### Goal 1
Does each statement below agree with the case study about Luke and Marilyn? Answer yes or no for each, and quote the words of the text that decide it. (a) Marilyn took time to consider the offer before accepting one-to-one support from SHS. (b) Marilyn and Luke have no table for eating meals or for homework. (c) Marilyn's family stood by her despite Luke's behavior.
### Goal 2
Extend the case study about Luke and Marilyn, picking up right after its last sentence.

### Page
Luke, aged 12, was often very angry and lashed out at school, so was referred to an alternative provision. Luke’s relationship with his mother, Marilyn, had deteriorated to the point that they rarely spoke – which negatively impacted on Marilyn’s health. Joan, the SHS Practitioner at an Alternative Provision (AP) school, first met Marilyn and Luke when they attended an interview with the School Referring Officer. It was suggested to Marilyn that whilst her son received mentoring through the school, it would be a good idea if she accepted one-to-one support from SHS. Marilyn jumped at this opportunity and said yes immediately.
Joan has a unique approach to help parents understand what their problems are and break them down into small manageable chunks…
Joan: “Marilyn was overwhelmed and previously had not received any support. Marilyn’s family had turned their back on her because of Luke’s aggressive and unruly behaviour. My first approach was to sit down with her to get all of the issues and problems that she had stored in her head down on paper. As an ice-breaker, I pulled out a sheet of paper with an elephant on it made up of lots of squares and in each box, wrote down the barriers to resolving each of the problems. Each point was used as part of an action plan and I asked Marilyn what she thought the biggest issues were so that we could focus on that and find resources to resolve it.”
Marilyn and her son are in temporary accommodation and share a cramped room on the top floor of a converted multi-storey building. They do not have a table where they can eat meals or for Luke to do homework. When Marilyn was previously employed, she had to continuously take time off work to respond to calls from the school about her son’s behaviour and eventually had to leave her job. As a proud woman, Marilyn has struggled to navigate through the benefits system and faced a six-week wait to receive Universal Credit.

### Source data
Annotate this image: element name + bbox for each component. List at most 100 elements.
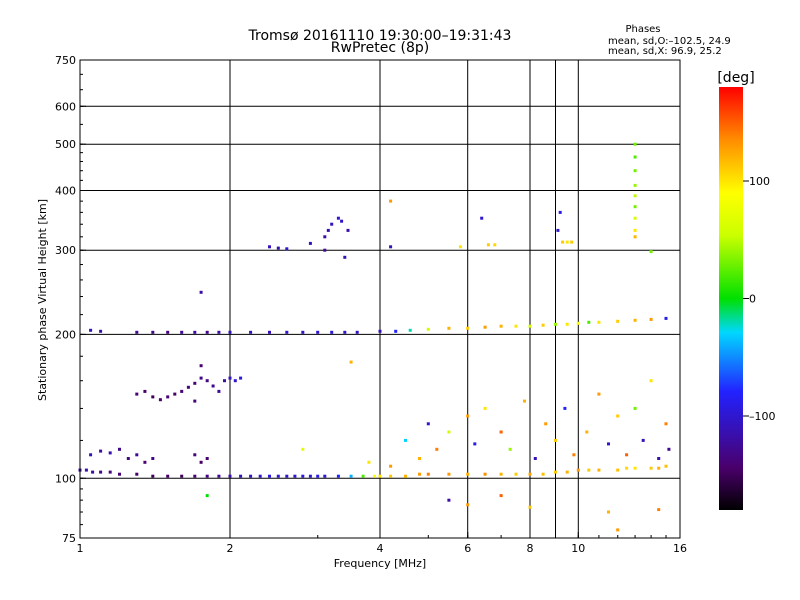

### Final answer 1
(a) No: "Marilyn jumped at this opportunity and said yes immediately."
(b) Yes: "They do not have a table where they can eat meals or for Luke to do homework."
(c) No: "Marilyn’s family had turned their back on her because of Luke’s aggressive and unruly behaviour."

### Final answer 2
Marilyn: “My son just didn’t talk and kept everything in, but he opened up to Joan and told her when something happened and why it happened. I discussed elephant goals and achievements with Joan to break down what I wanted to achieve. Joan also recommended that I spend 30 minutes of ‘special time’ each day with my son, so that we could build a bond – this has really changed our relationship.
“Working with Joan is the first time that I have ever received any help with Luke. She has helped me to put things in place – things are so much better at home as I have better ways to deal with difficult situations. The support I have received from Joan has meant a lot and she really helps me with my issues. I now feel that I can cope and have a much better relationship with my son. I know that I can phone or text at any time and she will always get back to me.”
Luke’s behaviour continues to be challenging – as the youngest student in this Alternative Provision school, he has continued to be non-compliant in the school environment. Luke’s Mum is terrified that he will be excluded from what is considered to be his last chance of school.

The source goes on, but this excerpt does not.